**What needs to be done**. Reproduce the material in full, unchanged.

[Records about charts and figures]
========================

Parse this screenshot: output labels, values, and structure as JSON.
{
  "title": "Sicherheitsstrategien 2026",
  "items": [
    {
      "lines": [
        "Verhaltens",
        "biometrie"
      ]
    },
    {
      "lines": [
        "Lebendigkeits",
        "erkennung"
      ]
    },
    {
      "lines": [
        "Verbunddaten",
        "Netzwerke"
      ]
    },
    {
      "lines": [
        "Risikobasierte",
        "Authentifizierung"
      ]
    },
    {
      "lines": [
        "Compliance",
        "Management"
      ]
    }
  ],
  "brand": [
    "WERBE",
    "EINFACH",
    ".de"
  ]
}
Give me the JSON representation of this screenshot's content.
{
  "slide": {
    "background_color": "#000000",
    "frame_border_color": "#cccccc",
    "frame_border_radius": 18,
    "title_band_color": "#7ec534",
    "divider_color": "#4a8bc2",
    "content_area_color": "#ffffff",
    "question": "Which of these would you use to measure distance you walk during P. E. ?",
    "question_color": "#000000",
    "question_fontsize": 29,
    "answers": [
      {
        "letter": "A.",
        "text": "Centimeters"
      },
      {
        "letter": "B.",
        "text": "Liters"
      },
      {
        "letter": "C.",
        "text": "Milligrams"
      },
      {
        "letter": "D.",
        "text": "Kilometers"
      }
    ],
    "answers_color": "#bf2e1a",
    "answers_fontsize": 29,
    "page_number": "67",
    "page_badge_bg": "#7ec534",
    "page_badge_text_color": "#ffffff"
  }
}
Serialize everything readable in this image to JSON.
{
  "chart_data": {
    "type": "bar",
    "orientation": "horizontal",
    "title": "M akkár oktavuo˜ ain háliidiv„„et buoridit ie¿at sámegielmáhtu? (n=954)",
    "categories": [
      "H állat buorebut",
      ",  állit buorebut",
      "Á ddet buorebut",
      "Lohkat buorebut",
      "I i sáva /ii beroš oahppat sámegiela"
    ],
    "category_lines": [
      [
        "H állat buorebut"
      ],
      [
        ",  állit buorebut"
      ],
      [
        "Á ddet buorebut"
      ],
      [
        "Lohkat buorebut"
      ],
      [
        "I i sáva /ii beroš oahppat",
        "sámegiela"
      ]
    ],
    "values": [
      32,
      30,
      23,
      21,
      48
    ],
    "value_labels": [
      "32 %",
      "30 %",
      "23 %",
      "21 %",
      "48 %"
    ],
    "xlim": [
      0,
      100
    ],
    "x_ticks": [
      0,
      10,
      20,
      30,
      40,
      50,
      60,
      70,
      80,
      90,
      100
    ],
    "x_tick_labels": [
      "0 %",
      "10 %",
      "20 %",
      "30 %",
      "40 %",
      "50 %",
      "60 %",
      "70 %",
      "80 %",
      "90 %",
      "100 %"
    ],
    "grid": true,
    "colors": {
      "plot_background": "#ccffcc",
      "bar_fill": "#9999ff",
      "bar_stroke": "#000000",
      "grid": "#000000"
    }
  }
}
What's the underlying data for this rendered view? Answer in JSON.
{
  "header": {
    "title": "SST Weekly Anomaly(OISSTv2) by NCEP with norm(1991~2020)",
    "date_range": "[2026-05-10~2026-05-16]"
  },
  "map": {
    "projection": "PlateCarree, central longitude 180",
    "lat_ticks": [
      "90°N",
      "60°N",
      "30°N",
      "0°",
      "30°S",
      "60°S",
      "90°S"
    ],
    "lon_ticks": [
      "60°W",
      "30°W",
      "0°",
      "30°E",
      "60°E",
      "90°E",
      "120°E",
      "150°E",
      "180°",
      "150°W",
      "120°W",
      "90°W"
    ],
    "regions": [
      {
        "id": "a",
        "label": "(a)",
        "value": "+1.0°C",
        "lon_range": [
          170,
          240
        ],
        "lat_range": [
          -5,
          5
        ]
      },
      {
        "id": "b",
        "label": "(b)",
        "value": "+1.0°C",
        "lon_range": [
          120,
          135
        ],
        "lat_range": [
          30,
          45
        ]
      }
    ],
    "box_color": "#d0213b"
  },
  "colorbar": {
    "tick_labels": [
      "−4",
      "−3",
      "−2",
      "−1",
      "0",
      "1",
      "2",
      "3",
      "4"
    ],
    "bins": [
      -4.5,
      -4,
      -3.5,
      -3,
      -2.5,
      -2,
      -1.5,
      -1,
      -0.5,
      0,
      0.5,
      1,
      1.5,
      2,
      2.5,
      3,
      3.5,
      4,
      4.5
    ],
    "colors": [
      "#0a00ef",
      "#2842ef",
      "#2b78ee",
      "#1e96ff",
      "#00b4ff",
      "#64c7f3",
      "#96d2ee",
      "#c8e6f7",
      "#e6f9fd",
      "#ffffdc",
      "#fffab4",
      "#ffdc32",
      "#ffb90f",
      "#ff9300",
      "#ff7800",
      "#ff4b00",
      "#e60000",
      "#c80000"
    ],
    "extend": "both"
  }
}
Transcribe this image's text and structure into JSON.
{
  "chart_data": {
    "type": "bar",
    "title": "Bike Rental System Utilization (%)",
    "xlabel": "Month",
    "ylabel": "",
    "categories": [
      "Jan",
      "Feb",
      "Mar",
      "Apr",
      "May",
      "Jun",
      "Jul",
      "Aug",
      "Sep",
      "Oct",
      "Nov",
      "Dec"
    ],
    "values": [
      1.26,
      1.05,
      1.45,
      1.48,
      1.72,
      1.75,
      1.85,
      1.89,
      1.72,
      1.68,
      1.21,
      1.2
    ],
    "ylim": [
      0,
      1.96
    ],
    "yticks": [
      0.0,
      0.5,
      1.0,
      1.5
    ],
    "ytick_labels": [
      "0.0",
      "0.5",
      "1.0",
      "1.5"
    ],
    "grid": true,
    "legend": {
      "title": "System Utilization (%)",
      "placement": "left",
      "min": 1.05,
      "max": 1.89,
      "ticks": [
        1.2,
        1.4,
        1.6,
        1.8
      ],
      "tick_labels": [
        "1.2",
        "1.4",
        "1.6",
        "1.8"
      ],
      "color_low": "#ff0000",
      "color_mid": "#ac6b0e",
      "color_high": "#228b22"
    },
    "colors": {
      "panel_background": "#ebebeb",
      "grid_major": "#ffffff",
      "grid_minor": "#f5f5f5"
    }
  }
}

========================

**Response for this exercise**.
Parse this screenshot: output labels, values, and structure as JSON.
{
  "title": "Sicherheitsstrategien 2026",
  "items": [
    {
      "lines": [
        "Verhaltens",
        "biometrie"
      ]
    },
    {
      "lines": [
        "Lebendigkeits",
        "erkennung"
      ]
    },
    {
      "lines": [
        "Verbunddaten",
        "Netzwerke"
      ]
    },
    {
      "lines": [
        "Risikobasierte",
        "Authentifizierung"
      ]
    },
    {
      "lines": [
        "Compliance",
        "Management"
      ]
    }
  ],
  "brand": [
    "WERBE",
    "EINFACH",
    ".de"
  ]
}
Give me the JSON representation of this screenshot's content.
{
  "slide": {
    "background_color": "#000000",
    "frame_border_color": "#cccccc",
    "frame_border_radius": 18,
    "title_band_color": "#7ec534",
    "divider_color": "#4a8bc2",
    "content_area_color": "#ffffff",
    "question": "Which of these would you use to measure distance you walk during P. E. ?",
    "question_color": "#000000",
    "question_fontsize": 29,
    "answers": [
      {
        "letter": "A.",
        "text": "Centimeters"
      },
      {
        "letter": "B.",
        "text": "Liters"
      },
      {
        "letter": "C.",
        "text": "Milligrams"
      },
      {
        "letter": "D.",
        "text": "Kilometers"
      }
    ],
    "answers_color": "#bf2e1a",
    "answers_fontsize": 29,
    "page_number": "67",
    "page_badge_bg": "#7ec534",
    "page_badge_text_color": "#ffffff"
  }
}
Serialize everything readable in this image to JSON.
{
  "chart_data": {
    "type": "bar",
    "orientation": "horizontal",
    "title": "M akkár oktavuo˜ ain háliidiv„„et buoridit ie¿at sámegielmáhtu? (n=954)",
    "categories": [
      "H állat buorebut",
      ",  állit buorebut",
      "Á ddet buorebut",
      "Lohkat buorebut",
      "I i sáva /ii beroš oahppat sámegiela"
    ],
    "category_lines": [
      [
        "H állat buorebut"
      ],
      [
        ",  állit buorebut"
      ],
      [
        "Á ddet buorebut"
      ],
      [
        "Lohkat buorebut"
      ],
      [
        "I i sáva /ii beroš oahppat",
        "sámegiela"
      ]
    ],
    "values": [
      32,
      30,
      23,
      21,
      48
    ],
    "value_labels": [
      "32 %",
      "30 %",
      "23 %",
      "21 %",
      "48 %"
    ],
    "xlim": [
      0,
      100
    ],
    "x_ticks": [
      0,
      10,
      20,
      30,
      40,
      50,
      60,
      70,
      80,
      90,
      100
    ],
    "x_tick_labels": [
      "0 %",
      "10 %",
      "20 %",
      "30 %",
      "40 %",
      "50 %",
      "60 %",
      "70 %",
      "80 %",
      "90 %",
      "100 %"
    ],
    "grid": true,
    "colors": {
      "plot_background": "#ccffcc",
      "bar_fill": "#9999ff",
      "bar_stroke": "#000000",
      "grid": "#000000"
    }
  }
}
What's the underlying data for this rendered view? Answer in JSON.
{
  "header": {
    "title": "SST Weekly Anomaly(OISSTv2) by NCEP with norm(1991~2020)",
    "date_range": "[2026-05-10~2026-05-16]"
  },
  "map": {
    "projection": "PlateCarree, central longitude 180",
    "lat_ticks": [
      "90°N",
      "60°N",
      "30°N",
      "0°",
      "30°S",
      "60°S",
      "90°S"
    ],
    "lon_ticks": [
      "60°W",
      "30°W",
      "0°",
      "30°E",
      "60°E",
      "90°E",
      "120°E",
      "150°E",
      "180°",
      "150°W",
      "120°W",
      "90°W"
    ],
    "regions": [
      {
        "id": "a",
        "label": "(a)",
        "value": "+1.0°C",
        "lon_range": [
          170,
          240
        ],
        "lat_range": [
          -5,
          5
        ]
      },
      {
        "id": "b",
        "label": "(b)",
        "value": "+1.0°C",
        "lon_range": [
          120,
          135
        ],
        "lat_range": [
          30,
          45
        ]
      }
    ],
    "box_color": "#d0213b"
  },
  "colorbar": {
    "tick_labels": [
      "−4",
      "−3",
      "−2",
      "−1",
      "0",
      "1",
      "2",
      "3",
      "4"
    ],
    "bins": [
      -4.5,
      -4,
      -3.5,
      -3,
      -2.5,
      -2,
      -1.5,
      -1,
      -0.5,
      0,
      0.5,
      1,
      1.5,
      2,
      2.5,
      3,
      3.5,
      4,
      4.5
    ],
    "colors": [
      "#0a00ef",
      "#2842ef",
      "#2b78ee",
      "#1e96ff",
      "#00b4ff",
      "#64c7f3",
      "#96d2ee",
      "#c8e6f7",
      "#e6f9fd",
      "#ffffdc",
      "#fffab4",
      "#ffdc32",
      "#ffb90f",
      "#ff9300",
      "#ff7800",
      "#ff4b00",
      "#e60000",
      "#c80000"
    ],
    "extend": "both"
  }
}
Transcribe this image's text and structure into JSON.
{
  "chart_data": {
    "type": "bar",
    "title": "Bike Rental System Utilization (%)",
    "xlabel": "Month",
    "ylabel": "",
    "categories": [
      "Jan",
      "Feb",
      "Mar",
      "Apr",
      "May",
      "Jun",
      "Jul",
      "Aug",
      "Sep",
      "Oct",
      "Nov",
      "Dec"
    ],
    "values": [
      1.26,
      1.05,
      1.45,
      1.48,
      1.72,
      1.75,
      1.85,
      1.89,
      1.72,
      1.68,
      1.21,
      1.2
    ],
    "ylim": [
      0,
      1.96
    ],
    "yticks": [
      0.0,
      0.5,
      1.0,
      1.5
    ],
    "ytick_labels": [
      "0.0",
      "0.5",
      "1.0",
      "1.5"
    ],
    "grid": true,
    "legend": {
      "title": "System Utilization (%)",
      "placement": "left",
      "min": 1.05,
      "max": 1.89,
      "ticks": [
        1.2,
        1.4,
        1.6,
        1.8
      ],
      "tick_labels": [
        "1.2",
        "1.4",
        "1.6",
        "1.8"
      ],
      "color_low": "#ff0000",
      "color_mid": "#ac6b0e",
      "color_high": "#228b22"
    },
    "colors": {
      "panel_background": "#ebebeb",
      "grid_major": "#ffffff",
      "grid_minor": "#f5f5f5"
    }
  }
}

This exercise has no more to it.